#### Kutipan Teks:
※ ※ ※
Hukum Sembelihan Dua Kali
Oleh : Wayer Haris Sauntiri, S.T
Assalamu
‘alaikum Warahmatullahi Wabarakatuh
Beberapa
waktu yang lalu, saya pernah ditanya tentang bagaimana hukum daging hewan yang
disembelih dua kali, maka dengan keterbatasan ilmu yang saya miliki pada waktu
itu, maka jawaban saya adalah “Insya Allah halal” dengan argumen/ hujjah bahwa saya pernah membaca sebuah
hadits shahih yang menyatakan bahwa seorang muslim boleh memakan
sembelihan ahlul kitab (Yahudi dan Nashara), dan bila kita ragu apakah
sembelihan tersebut dibacakan nama Allah atau tidak, maka cara “menyembelihnya”
adalah dengan membaca nama Allah ketika hendak memakannya. Apatah lagi bila hewan tersebut disembelih oleh seorang muslim dan
padanya disebutkan nama Allah. Pertanyaan tersebut muncul karena adanya
kejadian sembelihan dua kali dalam suatu hajatan dan menurut keyakinan sebagian
masyarakat disana bahwa hukum daging hewan yang disembelih dua kali adalah
haram mereka berhujjah dengan sebuah pernyataan dalam sebuah kitab yang ditulis
bukan oleh ulama terkenal bahkan saya katakan majhul/asing dikalangan ahlul
‘ilmi, sehingga kitabnyapun merupakan kitab yang tidak dikenal. Dan yang
dimaksud dengan sembelihan dua kali disini adalah ketika melakukan sembelihan
tiba-tiba alat sembelihan terjatuh dan penyembelih mengambil ulang alat
sembelihan dan melanjutkan sembelihan tersebut. Maka setelah memperoleh
tambahan ilmu mengenai masalah ini, maka saya merasa perlu untuk memberikan
penjelasan guna meluruskan kesalahpahaman kaum muslimin terhadap permasalahan
ini, sehingga kita tidak terjatuh pada persoalan ghulluw/berlebih-lebihan
dalam beragama. Berikut uraiannya:
Suatu
sembelihan dihukumi halal bila dalam sembelihan tersebut memenuhi syarat-syarat
sembelihan sebagai berikut:
1.
※ ※ ※
#### Data Terekam:
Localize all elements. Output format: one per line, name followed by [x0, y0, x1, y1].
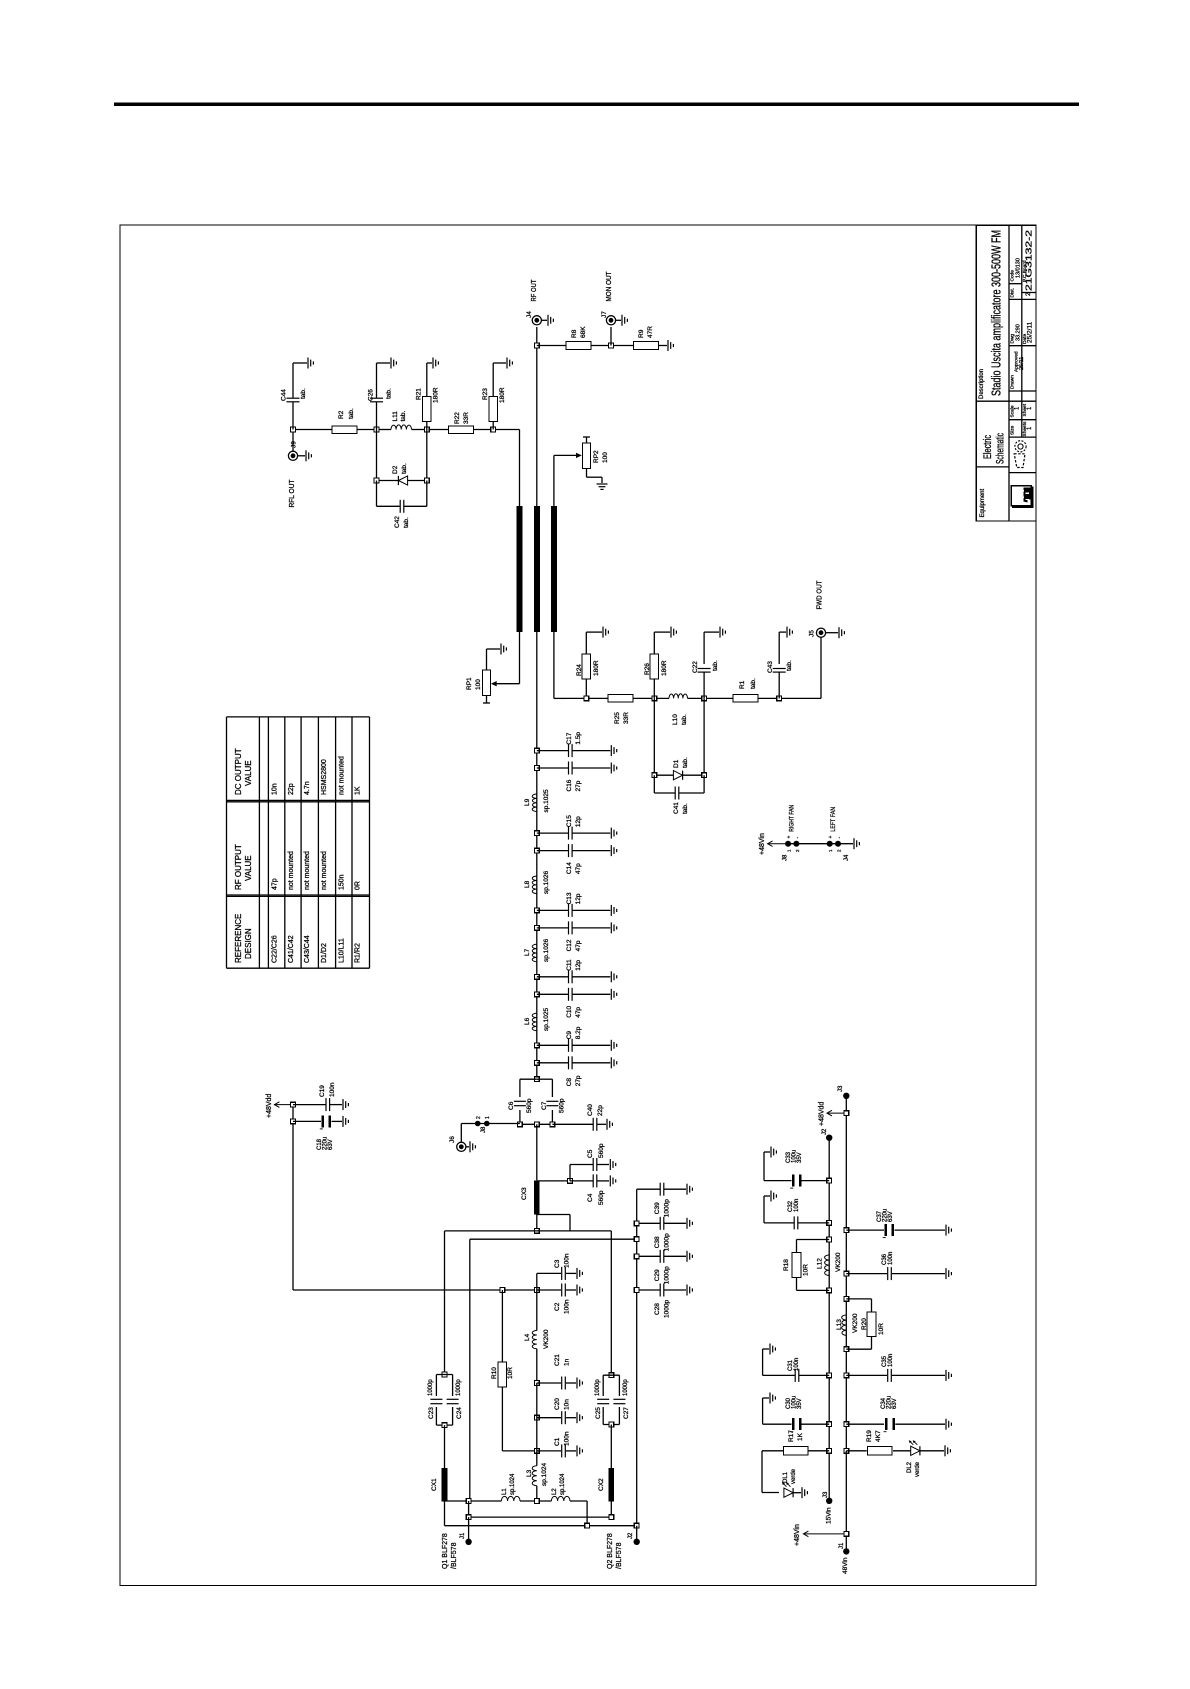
※ ※ ※
#### Petunjuk Latihan:
Jawab pertanyaan berikut berdasarkan kutipan teks di atas.
(a) Dulu, apa jawaban penulis waktu ditanya tentang hukum daging hewan yang disembelih dua kali?
(b) Siapa saja yang disebut sebagai ahlul kitab?
(c) Apa yang dimaksud dengan sembelihan dua kali di sini?
Data ini tidak ada hubungannya dengan kutipan teks.

#### Jawaban Latihan:
(a) "Insya Allah halal".
(b) Yahudi dan Nashara.
(c) Saat menyembelih, alat sembelihan tiba-tiba terjatuh. Penyembelih lalu mengambil alat itu lagi dan melanjutkan sembelihannya.